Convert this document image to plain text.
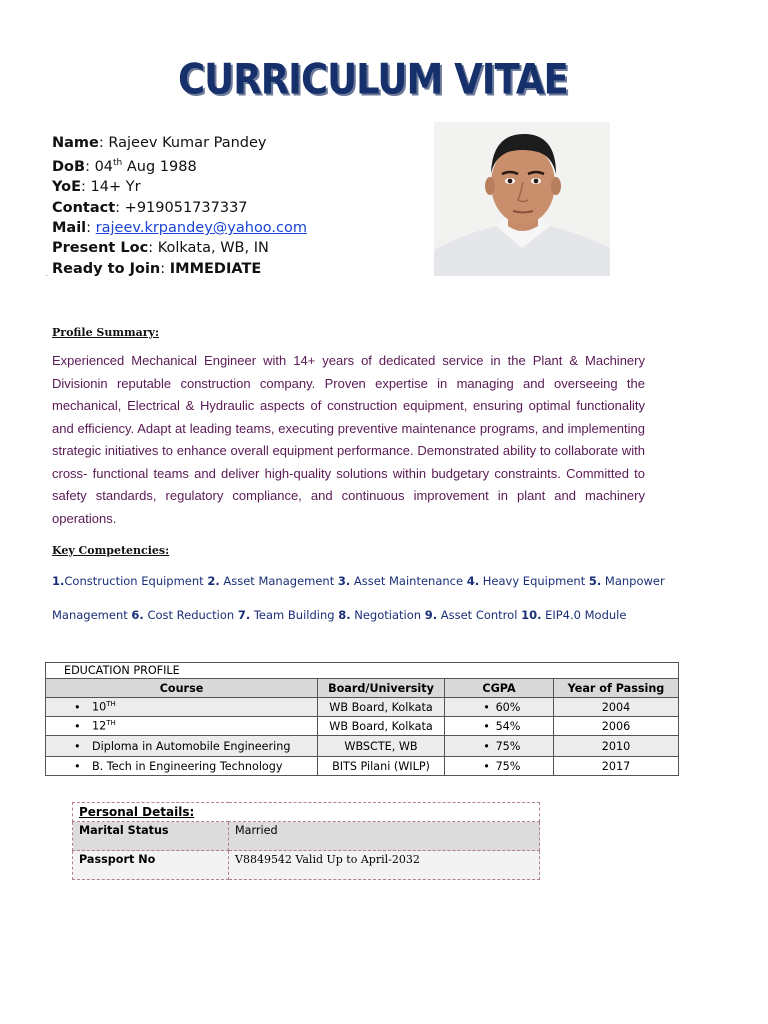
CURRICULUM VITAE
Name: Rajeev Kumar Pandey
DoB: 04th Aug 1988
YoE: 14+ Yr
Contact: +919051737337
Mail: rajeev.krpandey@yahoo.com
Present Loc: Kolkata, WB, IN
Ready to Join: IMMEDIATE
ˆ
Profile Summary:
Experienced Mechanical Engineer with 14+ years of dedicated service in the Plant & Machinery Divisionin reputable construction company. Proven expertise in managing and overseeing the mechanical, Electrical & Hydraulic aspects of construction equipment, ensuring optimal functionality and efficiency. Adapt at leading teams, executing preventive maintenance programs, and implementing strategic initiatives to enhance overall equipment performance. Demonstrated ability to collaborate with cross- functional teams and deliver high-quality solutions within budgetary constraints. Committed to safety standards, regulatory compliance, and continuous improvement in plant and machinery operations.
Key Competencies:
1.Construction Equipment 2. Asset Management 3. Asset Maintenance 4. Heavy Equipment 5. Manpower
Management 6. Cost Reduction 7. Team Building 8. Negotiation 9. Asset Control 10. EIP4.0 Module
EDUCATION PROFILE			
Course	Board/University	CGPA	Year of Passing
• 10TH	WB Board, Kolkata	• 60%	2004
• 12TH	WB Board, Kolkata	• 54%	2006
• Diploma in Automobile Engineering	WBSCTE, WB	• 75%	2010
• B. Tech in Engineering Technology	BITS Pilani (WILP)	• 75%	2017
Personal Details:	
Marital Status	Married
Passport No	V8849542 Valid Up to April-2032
^^^^
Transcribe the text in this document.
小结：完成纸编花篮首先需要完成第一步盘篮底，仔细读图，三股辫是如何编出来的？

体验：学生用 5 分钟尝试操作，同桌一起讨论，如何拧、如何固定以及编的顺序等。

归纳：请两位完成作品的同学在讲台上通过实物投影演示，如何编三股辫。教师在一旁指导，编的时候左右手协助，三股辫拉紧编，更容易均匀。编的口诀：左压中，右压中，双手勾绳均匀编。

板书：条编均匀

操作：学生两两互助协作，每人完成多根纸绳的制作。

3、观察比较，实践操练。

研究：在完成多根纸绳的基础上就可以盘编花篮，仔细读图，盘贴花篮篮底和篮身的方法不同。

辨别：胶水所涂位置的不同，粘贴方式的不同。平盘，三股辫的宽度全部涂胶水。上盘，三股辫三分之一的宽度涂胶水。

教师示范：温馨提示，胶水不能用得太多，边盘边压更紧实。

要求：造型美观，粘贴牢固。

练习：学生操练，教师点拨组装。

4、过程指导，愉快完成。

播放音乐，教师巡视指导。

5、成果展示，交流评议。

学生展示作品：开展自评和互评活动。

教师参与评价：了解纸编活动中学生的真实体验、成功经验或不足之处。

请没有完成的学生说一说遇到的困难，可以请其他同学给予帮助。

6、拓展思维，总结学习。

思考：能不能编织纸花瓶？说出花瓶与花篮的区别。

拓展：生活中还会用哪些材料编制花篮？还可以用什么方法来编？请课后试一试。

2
^^^^
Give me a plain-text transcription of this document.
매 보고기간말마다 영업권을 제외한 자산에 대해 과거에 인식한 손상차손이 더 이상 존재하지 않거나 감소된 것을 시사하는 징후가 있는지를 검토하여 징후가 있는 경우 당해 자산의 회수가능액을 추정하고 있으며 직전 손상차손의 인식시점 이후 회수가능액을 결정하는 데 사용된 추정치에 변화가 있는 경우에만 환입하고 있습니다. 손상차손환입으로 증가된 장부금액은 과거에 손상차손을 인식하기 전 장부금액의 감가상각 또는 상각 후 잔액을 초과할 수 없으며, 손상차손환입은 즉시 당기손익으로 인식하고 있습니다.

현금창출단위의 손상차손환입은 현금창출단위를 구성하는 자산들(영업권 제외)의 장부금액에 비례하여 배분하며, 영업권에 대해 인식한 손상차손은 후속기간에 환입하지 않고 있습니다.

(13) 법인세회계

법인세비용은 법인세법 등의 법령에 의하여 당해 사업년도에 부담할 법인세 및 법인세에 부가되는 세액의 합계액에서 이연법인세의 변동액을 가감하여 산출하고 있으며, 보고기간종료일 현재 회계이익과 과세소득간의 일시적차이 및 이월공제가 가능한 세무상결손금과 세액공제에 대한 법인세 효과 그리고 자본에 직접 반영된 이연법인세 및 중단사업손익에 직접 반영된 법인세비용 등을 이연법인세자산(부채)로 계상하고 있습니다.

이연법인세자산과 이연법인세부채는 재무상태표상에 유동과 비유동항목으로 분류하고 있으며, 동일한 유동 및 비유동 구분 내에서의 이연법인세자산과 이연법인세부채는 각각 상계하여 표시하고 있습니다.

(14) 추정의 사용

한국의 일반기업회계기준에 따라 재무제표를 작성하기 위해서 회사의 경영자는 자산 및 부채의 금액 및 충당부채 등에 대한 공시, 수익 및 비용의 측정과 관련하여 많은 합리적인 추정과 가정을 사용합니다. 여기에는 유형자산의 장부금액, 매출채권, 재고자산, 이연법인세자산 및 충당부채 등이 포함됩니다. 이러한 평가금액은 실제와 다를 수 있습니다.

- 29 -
^^^^
From the listing above, collect each line in which the string "document" appears.

- **RESULT OF THIS TASK**
Convert this document image to plain text.
Transcribe the text in this document.
Give me a plain-text transcription of this document.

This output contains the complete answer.